(Collection entries)
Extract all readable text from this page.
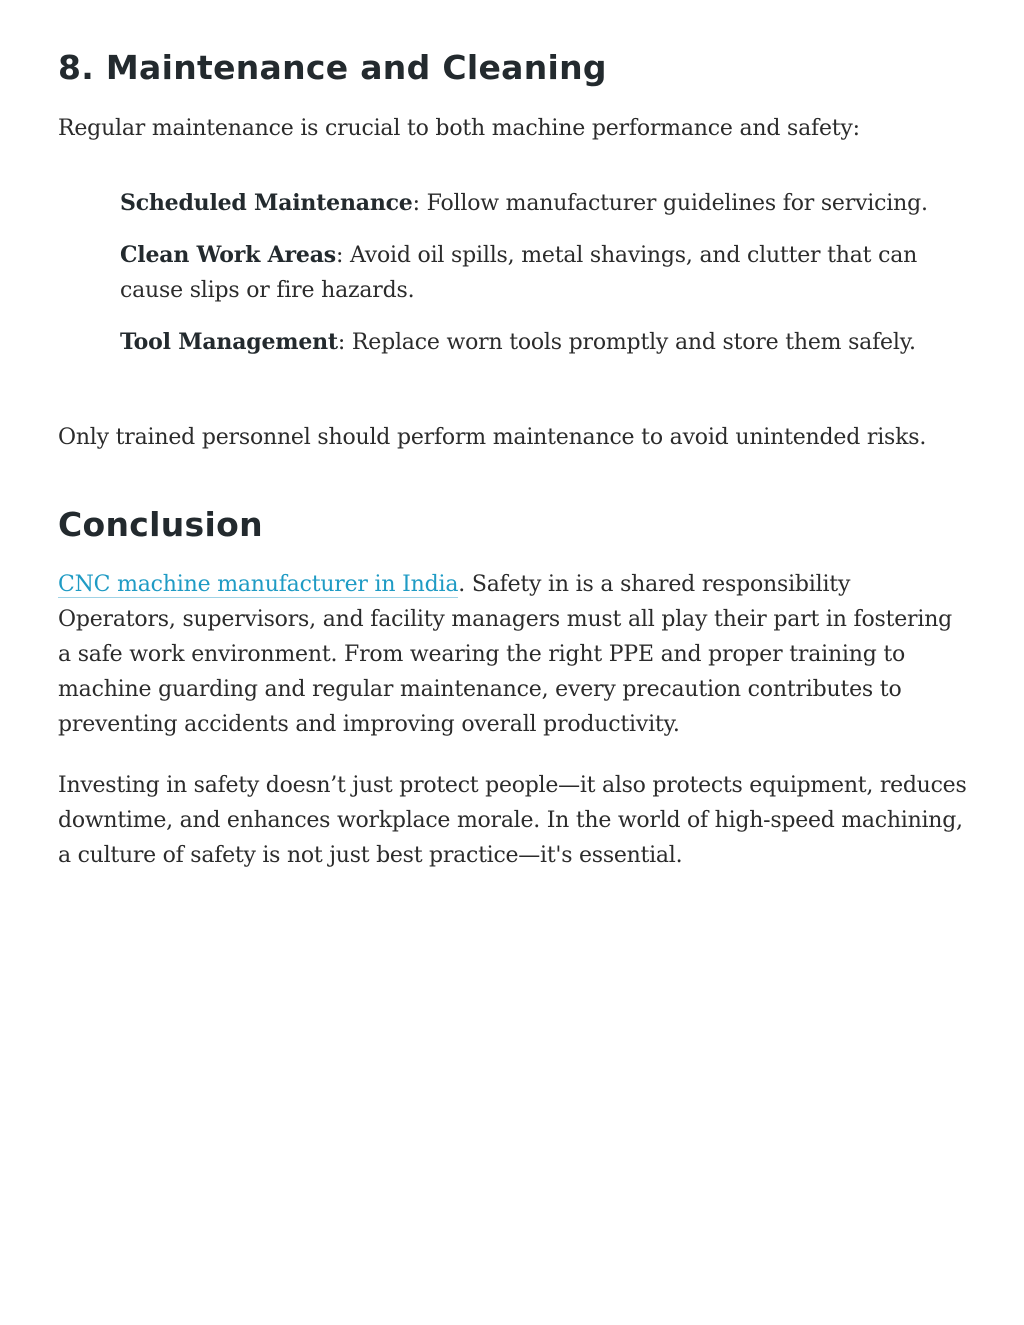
8. Maintenance and Cleaning

Regular maintenance is crucial to both machine performance and safety:

Scheduled Maintenance: Follow manufacturer guidelines for servicing.
Clean Work Areas: Avoid oil spills, metal shavings, and clutter that can cause slips or fire hazards.
Tool Management: Replace worn tools promptly and store them safely.

Only trained personnel should perform maintenance to avoid unintended risks.

Conclusion

CNC machine manufacturer in India. Safety in is a shared responsibility Operators, supervisors, and facility managers must all play their part in fostering a safe work environment. From wearing the right PPE and proper training to machine guarding and regular maintenance, every precaution contributes to preventing accidents and improving overall productivity.

Investing in safety doesn’t just protect people—it also protects equipment, reduces downtime, and enhances workplace morale. In the world of high-speed machining, a culture of safety is not just best practice—it's essential.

### PROBLEM DETAILS
Search the entries for "machine" and copy out each line that has it.

### COMPLETE RESPONSE
Regular maintenance is crucial to both machine performance and safety:
CNC machine manufacturer in India. Safety in is a shared responsibility Operators, supervisors, and facility managers must all play their part in fostering a safe work environment. From wearing the right PPE and proper training to machine guarding and regular maintenance, every precaution contributes to preventing accidents and improving overall productivity.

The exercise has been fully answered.